[Start Data records]

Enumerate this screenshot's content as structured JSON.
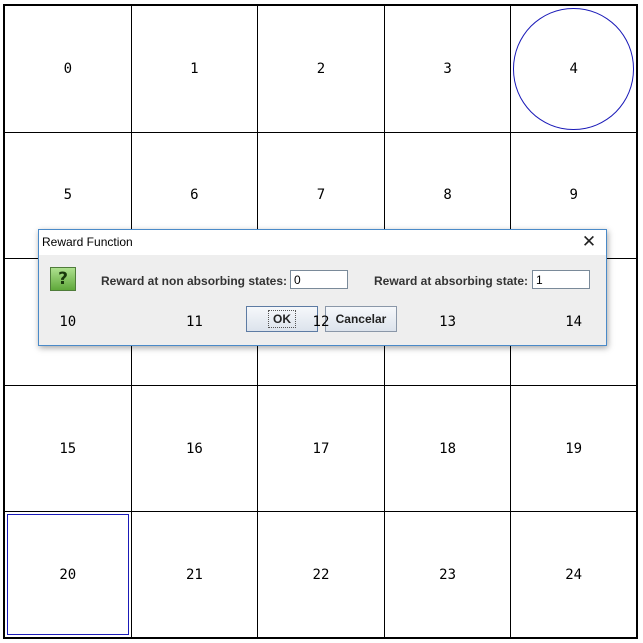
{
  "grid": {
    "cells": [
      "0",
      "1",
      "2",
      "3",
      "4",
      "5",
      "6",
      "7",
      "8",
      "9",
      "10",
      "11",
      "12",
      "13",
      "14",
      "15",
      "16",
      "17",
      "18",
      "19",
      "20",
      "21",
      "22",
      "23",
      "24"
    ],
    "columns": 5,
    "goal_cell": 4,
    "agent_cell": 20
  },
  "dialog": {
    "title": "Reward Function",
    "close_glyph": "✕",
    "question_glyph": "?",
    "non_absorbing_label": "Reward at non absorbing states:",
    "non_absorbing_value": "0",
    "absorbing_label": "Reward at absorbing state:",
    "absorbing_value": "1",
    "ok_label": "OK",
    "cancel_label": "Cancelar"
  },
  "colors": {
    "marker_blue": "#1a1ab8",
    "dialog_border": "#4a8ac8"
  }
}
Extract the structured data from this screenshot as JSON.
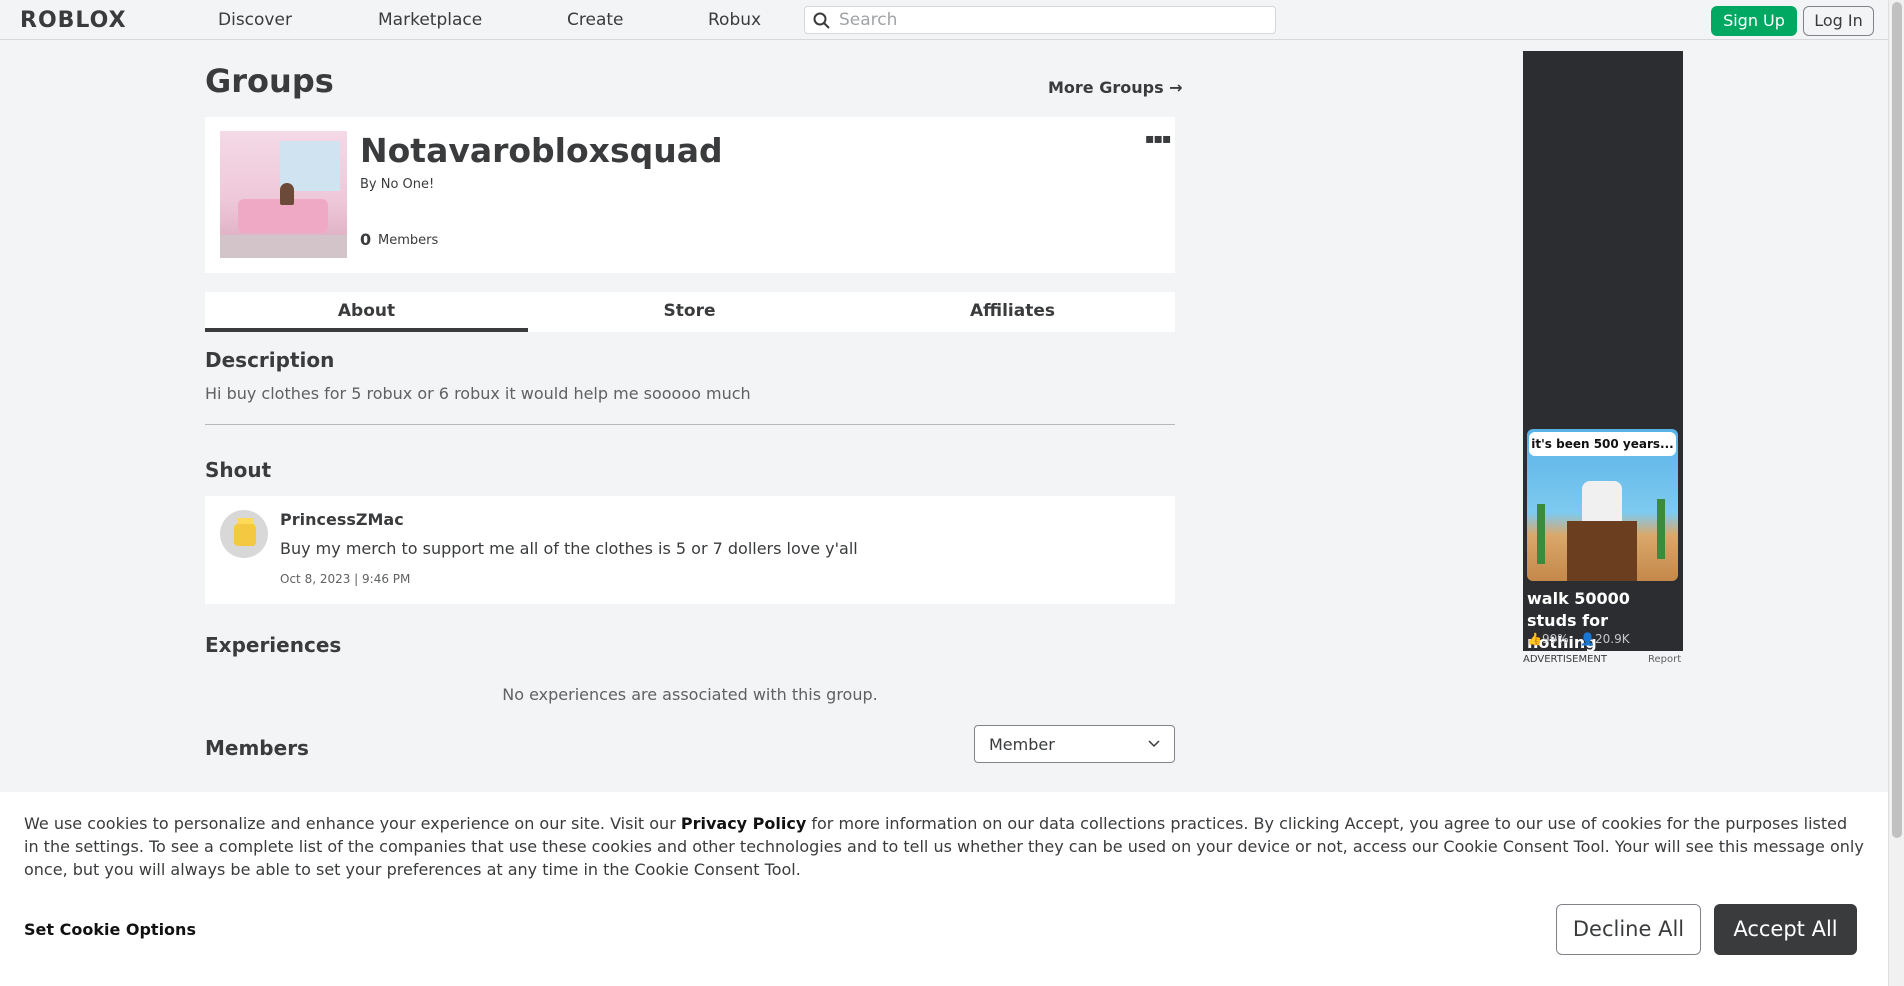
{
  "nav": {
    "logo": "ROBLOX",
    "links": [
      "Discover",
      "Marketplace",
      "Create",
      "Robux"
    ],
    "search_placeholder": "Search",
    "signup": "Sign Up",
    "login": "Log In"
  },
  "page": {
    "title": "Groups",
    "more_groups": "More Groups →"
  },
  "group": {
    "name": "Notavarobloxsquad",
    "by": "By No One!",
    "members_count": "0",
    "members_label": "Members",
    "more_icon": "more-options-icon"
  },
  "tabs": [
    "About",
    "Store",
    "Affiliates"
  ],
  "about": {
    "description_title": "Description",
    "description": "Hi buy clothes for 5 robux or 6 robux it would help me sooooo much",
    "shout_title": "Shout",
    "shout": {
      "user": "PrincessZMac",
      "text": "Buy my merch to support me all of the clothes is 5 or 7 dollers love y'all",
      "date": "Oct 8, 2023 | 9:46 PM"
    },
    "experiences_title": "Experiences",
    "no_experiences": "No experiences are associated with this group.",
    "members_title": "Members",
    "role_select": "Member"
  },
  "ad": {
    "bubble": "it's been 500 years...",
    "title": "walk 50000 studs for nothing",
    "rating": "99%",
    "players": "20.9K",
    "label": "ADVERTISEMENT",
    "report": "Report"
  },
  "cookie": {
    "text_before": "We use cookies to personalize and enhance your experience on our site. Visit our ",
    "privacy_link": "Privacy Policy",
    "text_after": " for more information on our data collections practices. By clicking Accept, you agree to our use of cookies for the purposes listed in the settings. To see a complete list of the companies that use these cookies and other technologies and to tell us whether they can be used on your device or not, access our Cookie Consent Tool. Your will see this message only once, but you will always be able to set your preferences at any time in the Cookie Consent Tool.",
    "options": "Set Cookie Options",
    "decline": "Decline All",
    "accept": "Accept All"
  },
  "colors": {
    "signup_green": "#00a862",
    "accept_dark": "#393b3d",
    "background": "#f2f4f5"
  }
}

[End Data records]

Stated goal:
Retype the data above exactly; pictures are not part of the copy.

Answer to the exercise:
Enumerate this screenshot's content as structured JSON.
{
  "grid": {
    "cells": [
      "0",
      "1",
      "2",
      "3",
      "4",
      "5",
      "6",
      "7",
      "8",
      "9",
      "10",
      "11",
      "12",
      "13",
      "14",
      "15",
      "16",
      "17",
      "18",
      "19",
      "20",
      "21",
      "22",
      "23",
      "24"
    ],
    "columns": 5,
    "goal_cell": 4,
    "agent_cell": 20
  },
  "dialog": {
    "title": "Reward Function",
    "close_glyph": "✕",
    "question_glyph": "?",
    "non_absorbing_label": "Reward at non absorbing states:",
    "non_absorbing_value": "0",
    "absorbing_label": "Reward at absorbing state:",
    "absorbing_value": "1",
    "ok_label": "OK",
    "cancel_label": "Cancelar"
  },
  "colors": {
    "marker_blue": "#1a1ab8",
    "dialog_border": "#4a8ac8"
  }
}
Extract the structured data from this screenshot as JSON.
{
  "nav": {
    "logo": "ROBLOX",
    "links": [
      "Discover",
      "Marketplace",
      "Create",
      "Robux"
    ],
    "search_placeholder": "Search",
    "signup": "Sign Up",
    "login": "Log In"
  },
  "page": {
    "title": "Groups",
    "more_groups": "More Groups →"
  },
  "group": {
    "name": "Notavarobloxsquad",
    "by": "By No One!",
    "members_count": "0",
    "members_label": "Members",
    "more_icon": "more-options-icon"
  },
  "tabs": [
    "About",
    "Store",
    "Affiliates"
  ],
  "about": {
    "description_title": "Description",
    "description": "Hi buy clothes for 5 robux or 6 robux it would help me sooooo much",
    "shout_title": "Shout",
    "shout": {
      "user": "PrincessZMac",
      "text": "Buy my merch to support me all of the clothes is 5 or 7 dollers love y'all",
      "date": "Oct 8, 2023 | 9:46 PM"
    },
    "experiences_title": "Experiences",
    "no_experiences": "No experiences are associated with this group.",
    "members_title": "Members",
    "role_select": "Member"
  },
  "ad": {
    "bubble": "it's been 500 years...",
    "title": "walk 50000 studs for nothing",
    "rating": "99%",
    "players": "20.9K",
    "label": "ADVERTISEMENT",
    "report": "Report"
  },
  "cookie": {
    "text_before": "We use cookies to personalize and enhance your experience on our site. Visit our ",
    "privacy_link": "Privacy Policy",
    "text_after": " for more information on our data collections practices. By clicking Accept, you agree to our use of cookies for the purposes listed in the settings. To see a complete list of the companies that use these cookies and other technologies and to tell us whether they can be used on your device or not, access our Cookie Consent Tool. Your will see this message only once, but you will always be able to set your preferences at any time in the Cookie Consent Tool.",
    "options": "Set Cookie Options",
    "decline": "Decline All",
    "accept": "Accept All"
  },
  "colors": {
    "signup_green": "#00a862",
    "accept_dark": "#393b3d",
    "background": "#f2f4f5"
  }
}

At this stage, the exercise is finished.